→ TO DO
Could you copy every line from the material below in which "健全评标专家制度" appears?

Begin DATA SHOWN

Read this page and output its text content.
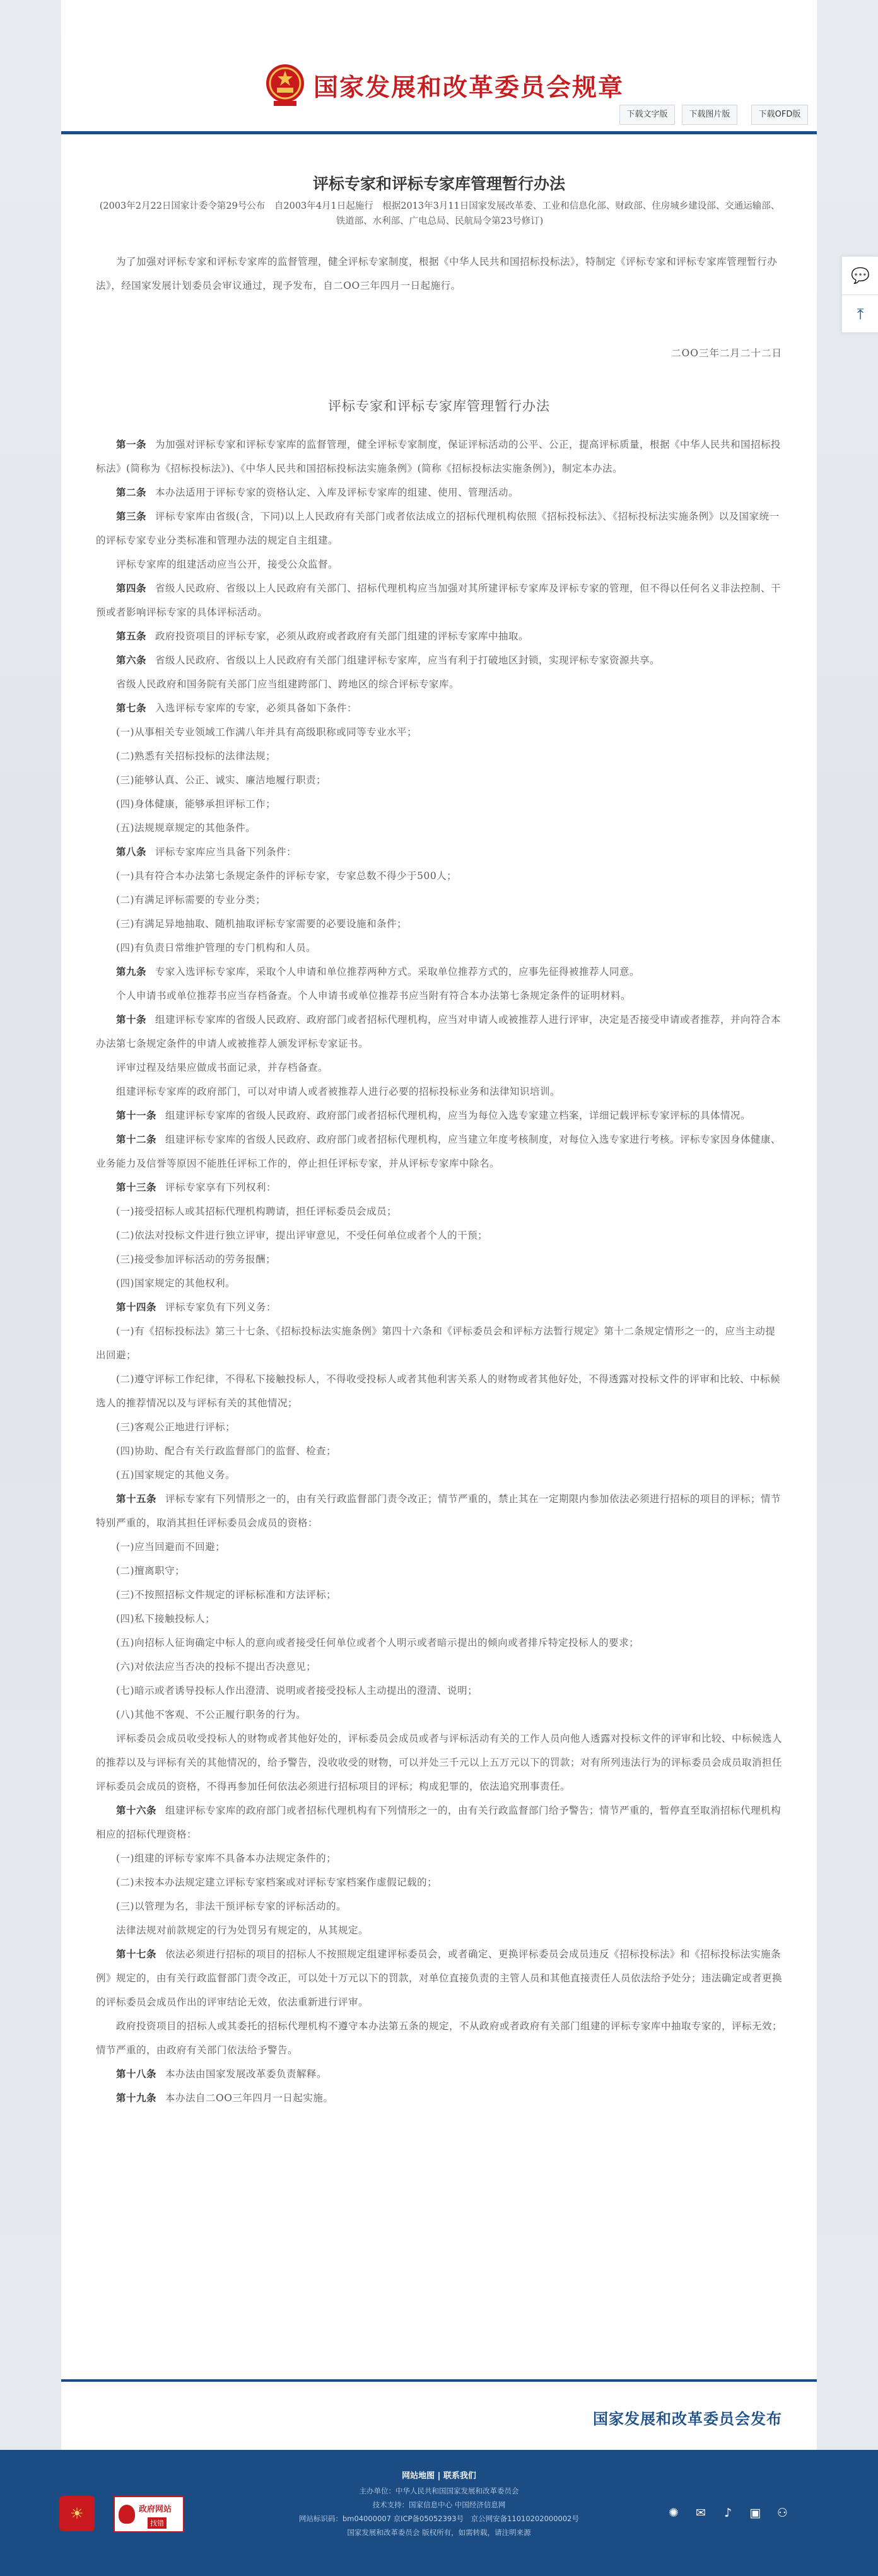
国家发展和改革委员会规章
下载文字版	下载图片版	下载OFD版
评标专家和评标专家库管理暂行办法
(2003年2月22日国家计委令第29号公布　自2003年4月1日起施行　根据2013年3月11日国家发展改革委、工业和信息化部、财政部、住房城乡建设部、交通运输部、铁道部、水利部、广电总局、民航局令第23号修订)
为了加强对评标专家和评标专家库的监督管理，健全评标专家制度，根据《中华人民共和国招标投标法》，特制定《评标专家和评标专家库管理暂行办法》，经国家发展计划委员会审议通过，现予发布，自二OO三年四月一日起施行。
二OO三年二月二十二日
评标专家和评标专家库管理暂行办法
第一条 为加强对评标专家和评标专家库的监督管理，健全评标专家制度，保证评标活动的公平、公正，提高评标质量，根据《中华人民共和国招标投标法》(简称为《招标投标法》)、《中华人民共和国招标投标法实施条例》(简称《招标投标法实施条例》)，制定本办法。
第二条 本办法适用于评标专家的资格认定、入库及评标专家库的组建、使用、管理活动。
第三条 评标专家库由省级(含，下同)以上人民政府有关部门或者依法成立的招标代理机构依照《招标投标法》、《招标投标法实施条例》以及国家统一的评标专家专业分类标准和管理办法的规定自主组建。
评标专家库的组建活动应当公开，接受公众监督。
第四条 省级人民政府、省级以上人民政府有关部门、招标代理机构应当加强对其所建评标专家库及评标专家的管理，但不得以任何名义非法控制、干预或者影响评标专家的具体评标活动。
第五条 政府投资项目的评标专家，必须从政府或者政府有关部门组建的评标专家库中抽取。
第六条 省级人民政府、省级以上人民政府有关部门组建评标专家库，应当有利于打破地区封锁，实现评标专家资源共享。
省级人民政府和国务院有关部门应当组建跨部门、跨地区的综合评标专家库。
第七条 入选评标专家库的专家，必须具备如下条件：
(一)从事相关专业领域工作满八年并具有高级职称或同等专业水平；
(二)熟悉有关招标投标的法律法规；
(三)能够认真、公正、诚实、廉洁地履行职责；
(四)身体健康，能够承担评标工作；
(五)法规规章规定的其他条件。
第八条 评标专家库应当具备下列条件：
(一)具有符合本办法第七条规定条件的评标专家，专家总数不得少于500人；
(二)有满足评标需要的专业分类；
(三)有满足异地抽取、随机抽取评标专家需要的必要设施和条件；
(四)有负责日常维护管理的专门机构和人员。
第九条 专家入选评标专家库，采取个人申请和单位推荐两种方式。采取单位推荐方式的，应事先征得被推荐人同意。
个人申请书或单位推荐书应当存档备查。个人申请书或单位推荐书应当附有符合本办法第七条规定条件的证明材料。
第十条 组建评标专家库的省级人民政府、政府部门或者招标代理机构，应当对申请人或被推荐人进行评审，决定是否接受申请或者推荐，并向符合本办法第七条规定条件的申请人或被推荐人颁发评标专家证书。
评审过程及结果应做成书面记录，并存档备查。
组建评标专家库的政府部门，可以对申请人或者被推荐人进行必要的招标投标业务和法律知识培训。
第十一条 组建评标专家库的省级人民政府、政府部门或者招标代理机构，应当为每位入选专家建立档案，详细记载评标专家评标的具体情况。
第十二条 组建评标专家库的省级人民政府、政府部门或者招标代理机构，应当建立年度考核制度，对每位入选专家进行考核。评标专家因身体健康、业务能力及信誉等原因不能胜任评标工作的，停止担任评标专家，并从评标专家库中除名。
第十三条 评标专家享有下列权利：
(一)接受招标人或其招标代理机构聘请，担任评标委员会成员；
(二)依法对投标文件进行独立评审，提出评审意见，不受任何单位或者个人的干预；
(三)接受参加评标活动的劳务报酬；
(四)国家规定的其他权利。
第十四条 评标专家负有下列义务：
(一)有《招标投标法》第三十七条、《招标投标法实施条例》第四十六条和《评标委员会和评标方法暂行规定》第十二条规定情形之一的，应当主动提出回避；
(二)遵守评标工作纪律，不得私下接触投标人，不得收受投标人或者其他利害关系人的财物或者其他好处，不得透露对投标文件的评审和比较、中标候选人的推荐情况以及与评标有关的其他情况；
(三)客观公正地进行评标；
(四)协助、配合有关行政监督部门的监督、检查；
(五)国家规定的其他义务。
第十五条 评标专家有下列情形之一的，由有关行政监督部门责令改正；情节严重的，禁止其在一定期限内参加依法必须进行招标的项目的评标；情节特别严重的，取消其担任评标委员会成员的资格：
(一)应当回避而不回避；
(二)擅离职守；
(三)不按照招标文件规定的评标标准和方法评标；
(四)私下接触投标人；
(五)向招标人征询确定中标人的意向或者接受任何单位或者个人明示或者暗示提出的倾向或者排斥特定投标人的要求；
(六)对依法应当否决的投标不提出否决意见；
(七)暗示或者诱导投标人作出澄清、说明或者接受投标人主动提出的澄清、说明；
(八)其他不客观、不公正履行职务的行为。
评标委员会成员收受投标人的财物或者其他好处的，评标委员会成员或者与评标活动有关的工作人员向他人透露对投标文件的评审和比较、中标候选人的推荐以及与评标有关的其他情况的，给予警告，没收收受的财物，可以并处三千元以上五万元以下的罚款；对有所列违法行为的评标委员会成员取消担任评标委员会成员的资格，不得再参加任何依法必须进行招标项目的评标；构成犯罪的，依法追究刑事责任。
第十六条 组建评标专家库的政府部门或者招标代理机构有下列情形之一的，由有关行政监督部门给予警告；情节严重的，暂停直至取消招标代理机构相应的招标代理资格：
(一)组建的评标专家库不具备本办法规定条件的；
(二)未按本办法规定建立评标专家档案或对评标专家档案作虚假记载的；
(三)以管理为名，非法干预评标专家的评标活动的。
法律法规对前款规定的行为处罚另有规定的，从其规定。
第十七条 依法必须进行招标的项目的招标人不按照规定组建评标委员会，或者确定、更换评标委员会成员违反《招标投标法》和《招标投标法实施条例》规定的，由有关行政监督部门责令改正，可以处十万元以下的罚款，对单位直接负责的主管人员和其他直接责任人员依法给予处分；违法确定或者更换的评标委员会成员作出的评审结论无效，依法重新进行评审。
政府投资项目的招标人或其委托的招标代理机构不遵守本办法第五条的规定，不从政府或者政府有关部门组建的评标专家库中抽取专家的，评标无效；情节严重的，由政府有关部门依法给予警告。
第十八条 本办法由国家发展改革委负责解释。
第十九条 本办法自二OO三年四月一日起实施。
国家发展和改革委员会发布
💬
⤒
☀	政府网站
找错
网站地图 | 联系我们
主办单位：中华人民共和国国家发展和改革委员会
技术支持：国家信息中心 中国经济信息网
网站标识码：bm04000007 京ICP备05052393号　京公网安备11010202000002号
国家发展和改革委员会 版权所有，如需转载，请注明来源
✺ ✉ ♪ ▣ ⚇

End DATA SHOWN

→ EXERCISE RESPONSE
为了加强对评标专家和评标专家库的监督管理，健全评标专家制度，根据《中华人民共和国招标投标法》，特制定《评标专家和评标专家库管理暂行办法》，经国家发展计划委员会审议通过，现予发布，自二OO三年四月一日起施行。
第一条 为加强对评标专家和评标专家库的监督管理，健全评标专家制度，保证评标活动的公平、公正，提高评标质量，根据《中华人民共和国招标投标法》(简称为《招标投标法》)、《中华人民共和国招标投标法实施条例》(简称《招标投标法实施条例》)，制定本办法。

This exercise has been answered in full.